● WHAT YOU NEED TO DO:
Retype each record shown below, leaving every character as it is.

[Recorded data]
· · · · ·
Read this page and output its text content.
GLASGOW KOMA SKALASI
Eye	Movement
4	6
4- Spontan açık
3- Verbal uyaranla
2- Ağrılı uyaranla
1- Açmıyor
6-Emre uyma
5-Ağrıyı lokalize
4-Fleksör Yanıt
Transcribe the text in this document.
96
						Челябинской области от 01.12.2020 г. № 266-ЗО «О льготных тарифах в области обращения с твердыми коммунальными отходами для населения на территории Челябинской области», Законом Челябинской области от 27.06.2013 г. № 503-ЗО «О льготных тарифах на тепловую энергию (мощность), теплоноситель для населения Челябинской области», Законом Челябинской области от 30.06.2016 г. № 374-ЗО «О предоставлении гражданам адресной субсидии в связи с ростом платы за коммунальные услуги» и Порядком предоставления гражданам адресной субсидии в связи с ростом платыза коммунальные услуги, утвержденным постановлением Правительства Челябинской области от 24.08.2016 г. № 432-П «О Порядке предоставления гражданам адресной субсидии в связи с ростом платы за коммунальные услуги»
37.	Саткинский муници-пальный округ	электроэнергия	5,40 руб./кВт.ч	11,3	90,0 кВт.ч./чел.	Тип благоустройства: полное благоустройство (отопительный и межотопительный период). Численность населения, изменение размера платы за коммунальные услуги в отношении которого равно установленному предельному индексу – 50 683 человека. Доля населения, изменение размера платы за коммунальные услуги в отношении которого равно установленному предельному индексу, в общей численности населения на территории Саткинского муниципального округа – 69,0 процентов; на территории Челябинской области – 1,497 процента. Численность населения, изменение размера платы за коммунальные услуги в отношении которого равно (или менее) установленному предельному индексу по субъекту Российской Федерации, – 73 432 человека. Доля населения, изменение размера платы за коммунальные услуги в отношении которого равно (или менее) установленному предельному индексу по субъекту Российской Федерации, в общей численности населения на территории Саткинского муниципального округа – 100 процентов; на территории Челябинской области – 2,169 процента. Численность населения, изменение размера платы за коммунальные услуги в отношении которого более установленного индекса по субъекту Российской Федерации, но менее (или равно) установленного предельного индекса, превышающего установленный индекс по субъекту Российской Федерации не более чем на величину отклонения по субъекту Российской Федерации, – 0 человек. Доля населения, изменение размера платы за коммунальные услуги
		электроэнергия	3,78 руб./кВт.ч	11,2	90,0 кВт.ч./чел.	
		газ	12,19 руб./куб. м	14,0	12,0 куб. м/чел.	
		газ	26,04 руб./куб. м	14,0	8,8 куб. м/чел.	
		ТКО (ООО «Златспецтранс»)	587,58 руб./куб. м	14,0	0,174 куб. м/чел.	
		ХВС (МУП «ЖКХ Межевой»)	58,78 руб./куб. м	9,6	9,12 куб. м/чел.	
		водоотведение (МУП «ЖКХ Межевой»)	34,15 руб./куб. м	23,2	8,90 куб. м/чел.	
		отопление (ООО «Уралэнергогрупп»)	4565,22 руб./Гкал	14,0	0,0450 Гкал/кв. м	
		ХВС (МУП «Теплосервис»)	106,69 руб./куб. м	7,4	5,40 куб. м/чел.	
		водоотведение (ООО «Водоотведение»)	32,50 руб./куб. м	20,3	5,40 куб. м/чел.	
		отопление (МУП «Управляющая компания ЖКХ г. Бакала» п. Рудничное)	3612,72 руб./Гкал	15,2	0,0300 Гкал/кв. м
· · · · ·
● WRITTEN REPLY:
Read this page and output its text content.
GLASGOW KOMA SKALASI
Eye	Movement
4	6
4- Spontan açık
3- Verbal uyaranla
2- Ağrılı uyaranla
1- Açmıyor
6-Emre uyma
5-Ağrıyı lokalize
4-Fleksör Yanıt
Transcribe the text in this document.
96
						Челябинской области от 01.12.2020 г. № 266-ЗО «О льготных тарифах в области обращения с твердыми коммунальными отходами для населения на территории Челябинской области», Законом Челябинской области от 27.06.2013 г. № 503-ЗО «О льготных тарифах на тепловую энергию (мощность), теплоноситель для населения Челябинской области», Законом Челябинской области от 30.06.2016 г. № 374-ЗО «О предоставлении гражданам адресной субсидии в связи с ростом платы за коммунальные услуги» и Порядком предоставления гражданам адресной субсидии в связи с ростом платыза коммунальные услуги, утвержденным постановлением Правительства Челябинской области от 24.08.2016 г. № 432-П «О Порядке предоставления гражданам адресной субсидии в связи с ростом платы за коммунальные услуги»
37.	Саткинский муници-пальный округ	электроэнергия	5,40 руб./кВт.ч	11,3	90,0 кВт.ч./чел.	Тип благоустройства: полное благоустройство (отопительный и межотопительный период). Численность населения, изменение размера платы за коммунальные услуги в отношении которого равно установленному предельному индексу – 50 683 человека. Доля населения, изменение размера платы за коммунальные услуги в отношении которого равно установленному предельному индексу, в общей численности населения на территории Саткинского муниципального округа – 69,0 процентов; на территории Челябинской области – 1,497 процента. Численность населения, изменение размера платы за коммунальные услуги в отношении которого равно (или менее) установленному предельному индексу по субъекту Российской Федерации, – 73 432 человека. Доля населения, изменение размера платы за коммунальные услуги в отношении которого равно (или менее) установленному предельному индексу по субъекту Российской Федерации, в общей численности населения на территории Саткинского муниципального округа – 100 процентов; на территории Челябинской области – 2,169 процента. Численность населения, изменение размера платы за коммунальные услуги в отношении которого более установленного индекса по субъекту Российской Федерации, но менее (или равно) установленного предельного индекса, превышающего установленный индекс по субъекту Российской Федерации не более чем на величину отклонения по субъекту Российской Федерации, – 0 человек. Доля населения, изменение размера платы за коммунальные услуги
		электроэнергия	3,78 руб./кВт.ч	11,2	90,0 кВт.ч./чел.	
		газ	12,19 руб./куб. м	14,0	12,0 куб. м/чел.	
		газ	26,04 руб./куб. м	14,0	8,8 куб. м/чел.	
		ТКО (ООО «Златспецтранс»)	587,58 руб./куб. м	14,0	0,174 куб. м/чел.	
		ХВС (МУП «ЖКХ Межевой»)	58,78 руб./куб. м	9,6	9,12 куб. м/чел.	
		водоотведение (МУП «ЖКХ Межевой»)	34,15 руб./куб. м	23,2	8,90 куб. м/чел.	
		отопление (ООО «Уралэнергогрупп»)	4565,22 руб./Гкал	14,0	0,0450 Гкал/кв. м	
		ХВС (МУП «Теплосервис»)	106,69 руб./куб. м	7,4	5,40 куб. м/чел.	
		водоотведение (ООО «Водоотведение»)	32,50 руб./куб. м	20,3	5,40 куб. м/чел.	
		отопление (МУП «Управляющая компания ЖКХ г. Бакала» п. Рудничное)	3612,72 руб./Гкал	15,2	0,0300 Гкал/кв. м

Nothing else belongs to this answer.